→ **Written exercise**:
Reproduce the data exactly and drop any pictures it holds.

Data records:
»»

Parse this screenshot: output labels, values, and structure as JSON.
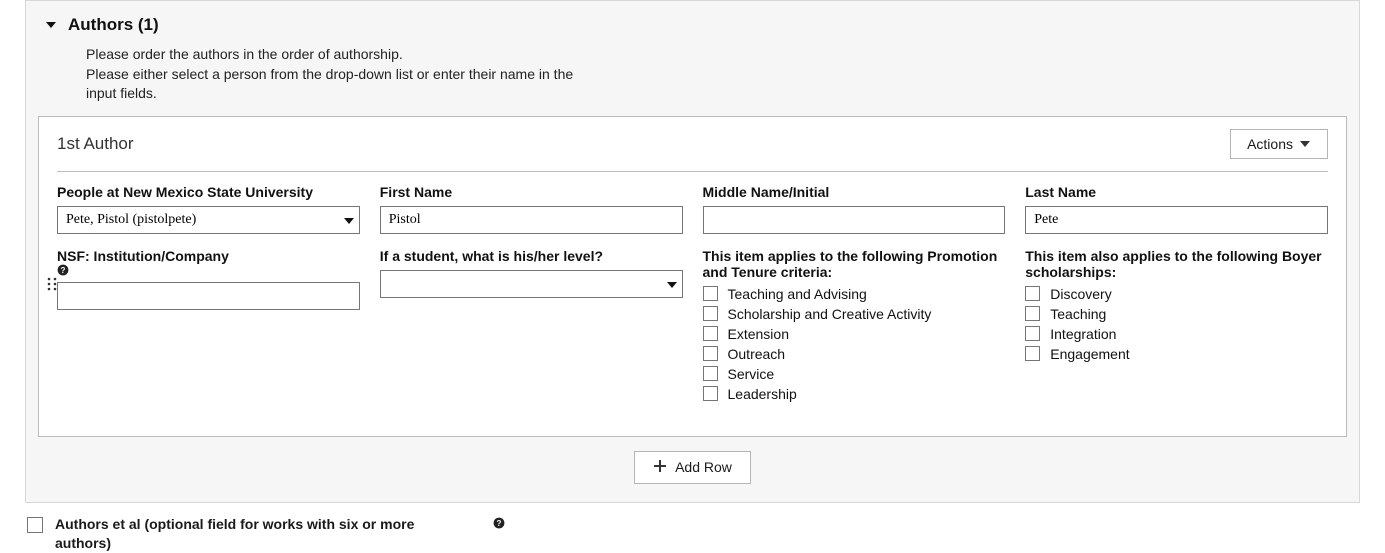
{
  "panel": {
    "title": "Authors (1)",
    "instructions_line1": "Please order the authors in the order of authorship.",
    "instructions_line2": "Please either select a person from the drop-down list or enter their name in the input fields."
  },
  "author": {
    "heading": "1st Author",
    "actions_label": "Actions",
    "fields": {
      "people_label": "People at New Mexico State University",
      "people_value": "Pete, Pistol (pistolpete)",
      "first_name_label": "First Name",
      "first_name_value": "Pistol",
      "middle_name_label": "Middle Name/Initial",
      "middle_name_value": "",
      "last_name_label": "Last Name",
      "last_name_value": "Pete",
      "nsf_label": "NSF: Institution/Company",
      "nsf_value": "",
      "student_level_label": "If a student, what is his/her level?",
      "student_level_value": "",
      "pt_label": "This item applies to the following Promotion and Tenure criteria:",
      "boyer_label": "This item also applies to the following Boyer scholarships:"
    },
    "pt_options": [
      "Teaching and Advising",
      "Scholarship and Creative Activity",
      "Extension",
      "Outreach",
      "Service",
      "Leadership"
    ],
    "boyer_options": [
      "Discovery",
      "Teaching",
      "Integration",
      "Engagement"
    ]
  },
  "add_row_label": "Add Row",
  "etal": {
    "label": "Authors et al (optional field for works with six or more authors)"
  }
}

««

→ **Solution to the problem**:
Parse this screenshot: output labels, values, and structure as JSON.
{
  "panel": {
    "title": "Authors (1)",
    "instructions_line1": "Please order the authors in the order of authorship.",
    "instructions_line2": "Please either select a person from the drop-down list or enter their name in the input fields."
  },
  "author": {
    "heading": "1st Author",
    "actions_label": "Actions",
    "fields": {
      "people_label": "People at New Mexico State University",
      "people_value": "Pete, Pistol (pistolpete)",
      "first_name_label": "First Name",
      "first_name_value": "Pistol",
      "middle_name_label": "Middle Name/Initial",
      "middle_name_value": "",
      "last_name_label": "Last Name",
      "last_name_value": "Pete",
      "nsf_label": "NSF: Institution/Company",
      "nsf_value": "",
      "student_level_label": "If a student, what is his/her level?",
      "student_level_value": "",
      "pt_label": "This item applies to the following Promotion and Tenure criteria:",
      "boyer_label": "This item also applies to the following Boyer scholarships:"
    },
    "pt_options": [
      "Teaching and Advising",
      "Scholarship and Creative Activity",
      "Extension",
      "Outreach",
      "Service",
      "Leadership"
    ],
    "boyer_options": [
      "Discovery",
      "Teaching",
      "Integration",
      "Engagement"
    ]
  },
  "add_row_label": "Add Row",
  "etal": {
    "label": "Authors et al (optional field for works with six or more authors)"
  }
}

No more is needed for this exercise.